>>

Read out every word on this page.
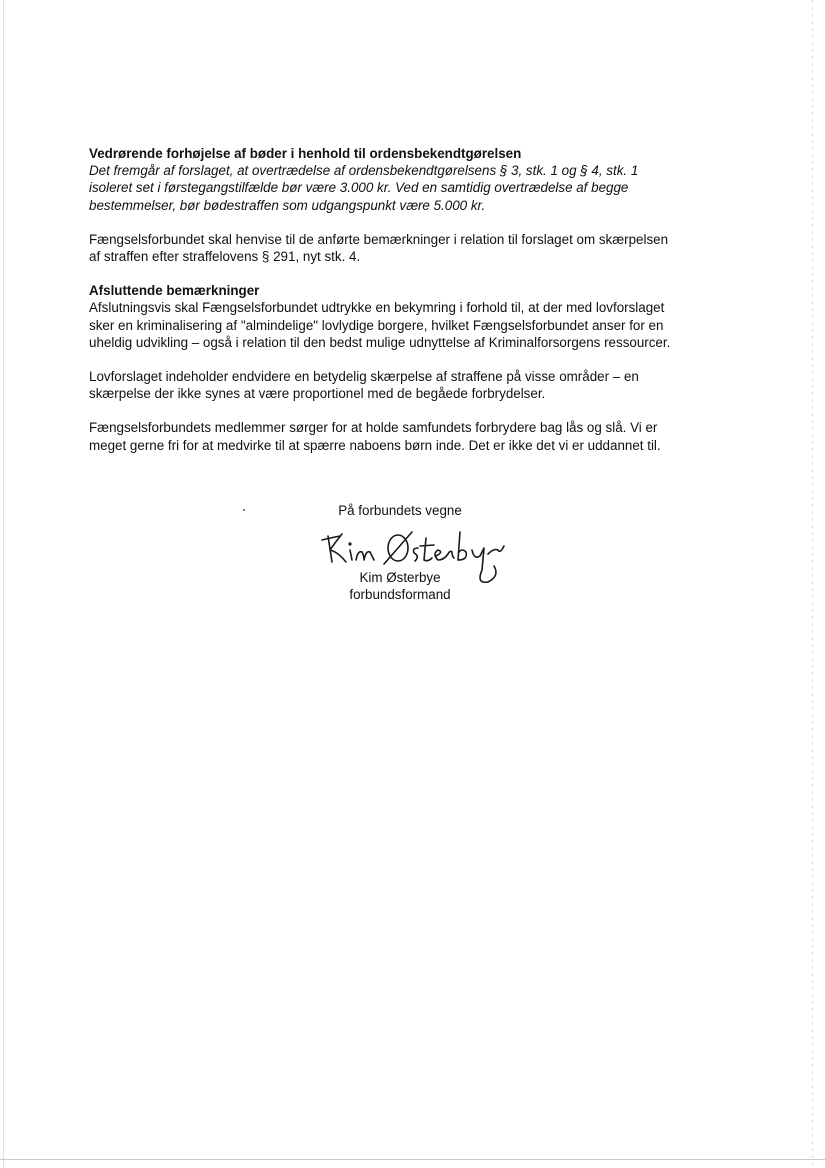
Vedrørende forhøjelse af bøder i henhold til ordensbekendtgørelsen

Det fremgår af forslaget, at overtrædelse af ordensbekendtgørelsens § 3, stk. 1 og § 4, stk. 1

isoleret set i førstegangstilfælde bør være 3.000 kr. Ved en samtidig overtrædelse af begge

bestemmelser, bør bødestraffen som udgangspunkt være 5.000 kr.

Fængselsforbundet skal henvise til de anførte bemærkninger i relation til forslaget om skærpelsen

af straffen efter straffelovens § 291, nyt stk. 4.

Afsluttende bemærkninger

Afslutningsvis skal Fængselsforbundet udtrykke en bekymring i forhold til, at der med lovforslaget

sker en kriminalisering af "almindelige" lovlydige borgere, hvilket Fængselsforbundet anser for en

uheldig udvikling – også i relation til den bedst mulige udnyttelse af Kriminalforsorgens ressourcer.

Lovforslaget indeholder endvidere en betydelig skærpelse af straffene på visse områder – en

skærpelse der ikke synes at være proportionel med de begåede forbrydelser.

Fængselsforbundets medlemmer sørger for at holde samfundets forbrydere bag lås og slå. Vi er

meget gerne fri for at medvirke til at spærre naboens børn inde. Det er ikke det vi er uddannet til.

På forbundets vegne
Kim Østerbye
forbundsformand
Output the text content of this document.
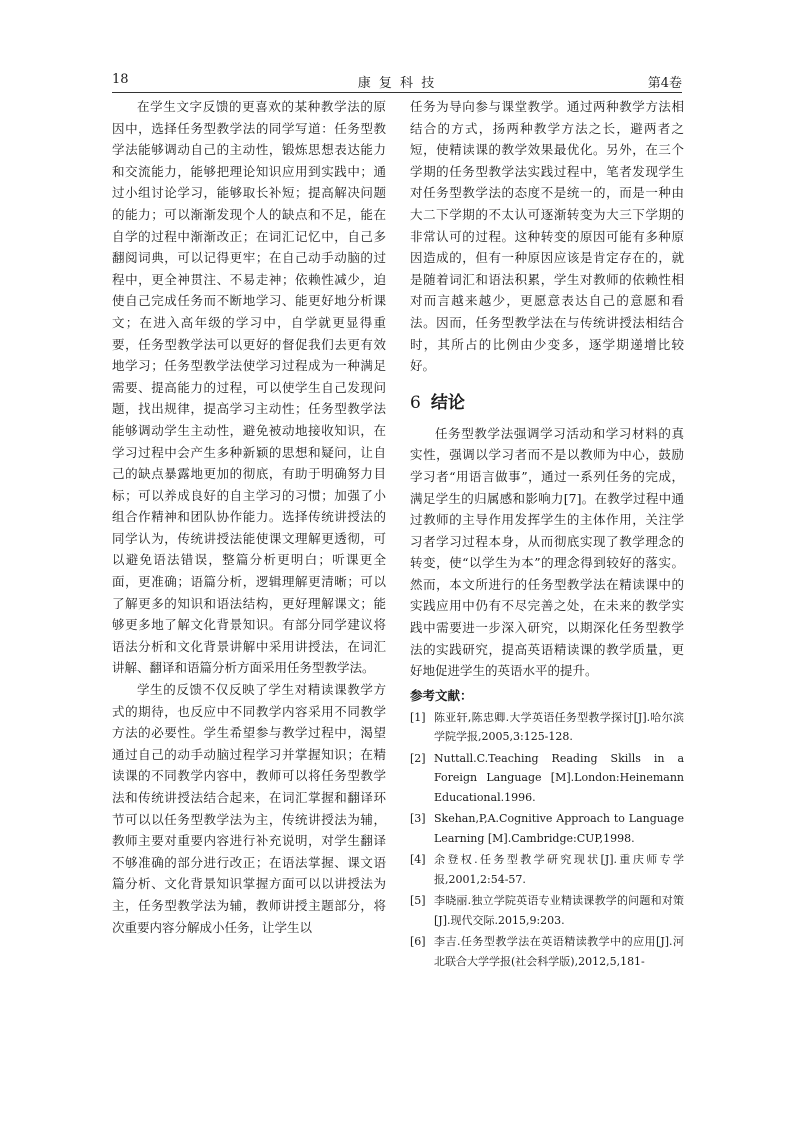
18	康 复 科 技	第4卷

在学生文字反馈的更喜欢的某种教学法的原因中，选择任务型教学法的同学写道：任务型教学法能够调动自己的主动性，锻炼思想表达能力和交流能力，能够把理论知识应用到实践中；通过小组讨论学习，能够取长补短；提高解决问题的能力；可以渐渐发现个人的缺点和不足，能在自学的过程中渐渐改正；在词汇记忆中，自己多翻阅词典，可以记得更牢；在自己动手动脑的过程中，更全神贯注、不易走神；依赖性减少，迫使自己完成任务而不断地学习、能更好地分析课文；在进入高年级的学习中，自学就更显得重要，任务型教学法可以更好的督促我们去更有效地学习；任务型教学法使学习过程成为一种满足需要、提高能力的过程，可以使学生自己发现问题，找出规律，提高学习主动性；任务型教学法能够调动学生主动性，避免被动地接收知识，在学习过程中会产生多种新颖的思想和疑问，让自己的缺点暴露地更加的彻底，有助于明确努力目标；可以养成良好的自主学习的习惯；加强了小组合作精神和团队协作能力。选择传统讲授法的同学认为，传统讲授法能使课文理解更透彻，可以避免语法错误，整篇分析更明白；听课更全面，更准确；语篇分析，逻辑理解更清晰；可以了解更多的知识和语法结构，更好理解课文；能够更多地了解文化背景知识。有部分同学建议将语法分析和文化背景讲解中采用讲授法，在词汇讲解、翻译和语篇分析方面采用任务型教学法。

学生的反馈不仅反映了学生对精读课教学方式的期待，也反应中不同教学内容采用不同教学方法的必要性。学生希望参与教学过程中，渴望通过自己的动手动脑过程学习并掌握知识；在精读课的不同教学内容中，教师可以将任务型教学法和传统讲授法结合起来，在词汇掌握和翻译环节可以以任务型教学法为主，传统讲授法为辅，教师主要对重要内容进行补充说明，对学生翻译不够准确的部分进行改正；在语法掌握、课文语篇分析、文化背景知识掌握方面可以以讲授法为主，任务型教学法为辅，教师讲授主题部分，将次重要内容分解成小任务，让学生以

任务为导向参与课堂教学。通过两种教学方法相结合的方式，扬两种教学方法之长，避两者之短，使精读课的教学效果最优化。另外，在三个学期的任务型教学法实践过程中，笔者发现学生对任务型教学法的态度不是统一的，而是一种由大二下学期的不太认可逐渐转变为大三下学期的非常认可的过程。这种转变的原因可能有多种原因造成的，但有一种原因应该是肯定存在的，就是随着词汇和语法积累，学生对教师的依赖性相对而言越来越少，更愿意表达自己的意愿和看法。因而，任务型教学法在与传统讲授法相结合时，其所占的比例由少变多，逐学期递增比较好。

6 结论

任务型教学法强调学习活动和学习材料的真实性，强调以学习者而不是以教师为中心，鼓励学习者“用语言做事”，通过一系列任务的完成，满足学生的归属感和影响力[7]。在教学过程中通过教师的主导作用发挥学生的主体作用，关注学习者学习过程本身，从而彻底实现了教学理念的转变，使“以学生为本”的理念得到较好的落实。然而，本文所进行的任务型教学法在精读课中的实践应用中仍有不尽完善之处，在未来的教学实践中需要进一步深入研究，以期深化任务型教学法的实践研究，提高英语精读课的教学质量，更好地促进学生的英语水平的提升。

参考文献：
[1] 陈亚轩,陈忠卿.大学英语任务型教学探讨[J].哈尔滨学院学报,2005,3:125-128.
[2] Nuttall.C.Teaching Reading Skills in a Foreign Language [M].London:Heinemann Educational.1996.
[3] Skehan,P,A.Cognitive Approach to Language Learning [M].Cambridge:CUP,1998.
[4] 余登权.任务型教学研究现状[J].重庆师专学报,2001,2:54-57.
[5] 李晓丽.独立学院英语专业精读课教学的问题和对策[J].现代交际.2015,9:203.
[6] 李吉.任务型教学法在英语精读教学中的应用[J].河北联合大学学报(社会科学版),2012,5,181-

<<

• [Problem] Output every entry word for word, but omit the pictures.

• [Written answer]
Read out every word on this page.
Vedrørende forhøjelse af bøder i henhold til ordensbekendtgørelsen

Det fremgår af forslaget, at overtrædelse af ordensbekendtgørelsens § 3, stk. 1 og § 4, stk. 1

isoleret set i førstegangstilfælde bør være 3.000 kr. Ved en samtidig overtrædelse af begge

bestemmelser, bør bødestraffen som udgangspunkt være 5.000 kr.

Fængselsforbundet skal henvise til de anførte bemærkninger i relation til forslaget om skærpelsen

af straffen efter straffelovens § 291, nyt stk. 4.

Afsluttende bemærkninger

Afslutningsvis skal Fængselsforbundet udtrykke en bekymring i forhold til, at der med lovforslaget

sker en kriminalisering af "almindelige" lovlydige borgere, hvilket Fængselsforbundet anser for en

uheldig udvikling – også i relation til den bedst mulige udnyttelse af Kriminalforsorgens ressourcer.

Lovforslaget indeholder endvidere en betydelig skærpelse af straffene på visse områder – en

skærpelse der ikke synes at være proportionel med de begåede forbrydelser.

Fængselsforbundets medlemmer sørger for at holde samfundets forbrydere bag lås og slå. Vi er

meget gerne fri for at medvirke til at spærre naboens børn inde. Det er ikke det vi er uddannet til.

På forbundets vegne
Kim Østerbye
forbundsformand
Output the text content of this document.
18	康 复 科 技	第4卷

在学生文字反馈的更喜欢的某种教学法的原因中，选择任务型教学法的同学写道：任务型教学法能够调动自己的主动性，锻炼思想表达能力和交流能力，能够把理论知识应用到实践中；通过小组讨论学习，能够取长补短；提高解决问题的能力；可以渐渐发现个人的缺点和不足，能在自学的过程中渐渐改正；在词汇记忆中，自己多翻阅词典，可以记得更牢；在自己动手动脑的过程中，更全神贯注、不易走神；依赖性减少，迫使自己完成任务而不断地学习、能更好地分析课文；在进入高年级的学习中，自学就更显得重要，任务型教学法可以更好的督促我们去更有效地学习；任务型教学法使学习过程成为一种满足需要、提高能力的过程，可以使学生自己发现问题，找出规律，提高学习主动性；任务型教学法能够调动学生主动性，避免被动地接收知识，在学习过程中会产生多种新颖的思想和疑问，让自己的缺点暴露地更加的彻底，有助于明确努力目标；可以养成良好的自主学习的习惯；加强了小组合作精神和团队协作能力。选择传统讲授法的同学认为，传统讲授法能使课文理解更透彻，可以避免语法错误，整篇分析更明白；听课更全面，更准确；语篇分析，逻辑理解更清晰；可以了解更多的知识和语法结构，更好理解课文；能够更多地了解文化背景知识。有部分同学建议将语法分析和文化背景讲解中采用讲授法，在词汇讲解、翻译和语篇分析方面采用任务型教学法。

学生的反馈不仅反映了学生对精读课教学方式的期待，也反应中不同教学内容采用不同教学方法的必要性。学生希望参与教学过程中，渴望通过自己的动手动脑过程学习并掌握知识；在精读课的不同教学内容中，教师可以将任务型教学法和传统讲授法结合起来，在词汇掌握和翻译环节可以以任务型教学法为主，传统讲授法为辅，教师主要对重要内容进行补充说明，对学生翻译不够准确的部分进行改正；在语法掌握、课文语篇分析、文化背景知识掌握方面可以以讲授法为主，任务型教学法为辅，教师讲授主题部分，将次重要内容分解成小任务，让学生以

任务为导向参与课堂教学。通过两种教学方法相结合的方式，扬两种教学方法之长，避两者之短，使精读课的教学效果最优化。另外，在三个学期的任务型教学法实践过程中，笔者发现学生对任务型教学法的态度不是统一的，而是一种由大二下学期的不太认可逐渐转变为大三下学期的非常认可的过程。这种转变的原因可能有多种原因造成的，但有一种原因应该是肯定存在的，就是随着词汇和语法积累，学生对教师的依赖性相对而言越来越少，更愿意表达自己的意愿和看法。因而，任务型教学法在与传统讲授法相结合时，其所占的比例由少变多，逐学期递增比较好。

6 结论

任务型教学法强调学习活动和学习材料的真实性，强调以学习者而不是以教师为中心，鼓励学习者“用语言做事”，通过一系列任务的完成，满足学生的归属感和影响力[7]。在教学过程中通过教师的主导作用发挥学生的主体作用，关注学习者学习过程本身，从而彻底实现了教学理念的转变，使“以学生为本”的理念得到较好的落实。然而，本文所进行的任务型教学法在精读课中的实践应用中仍有不尽完善之处，在未来的教学实践中需要进一步深入研究，以期深化任务型教学法的实践研究，提高英语精读课的教学质量，更好地促进学生的英语水平的提升。

参考文献：
[1] 陈亚轩,陈忠卿.大学英语任务型教学探讨[J].哈尔滨学院学报,2005,3:125-128.
[2] Nuttall.C.Teaching Reading Skills in a Foreign Language [M].London:Heinemann Educational.1996.
[3] Skehan,P,A.Cognitive Approach to Language Learning [M].Cambridge:CUP,1998.
[4] 余登权.任务型教学研究现状[J].重庆师专学报,2001,2:54-57.
[5] 李晓丽.独立学院英语专业精读课教学的问题和对策[J].现代交际.2015,9:203.
[6] 李吉.任务型教学法在英语精读教学中的应用[J].河北联合大学学报(社会科学版),2012,5,181-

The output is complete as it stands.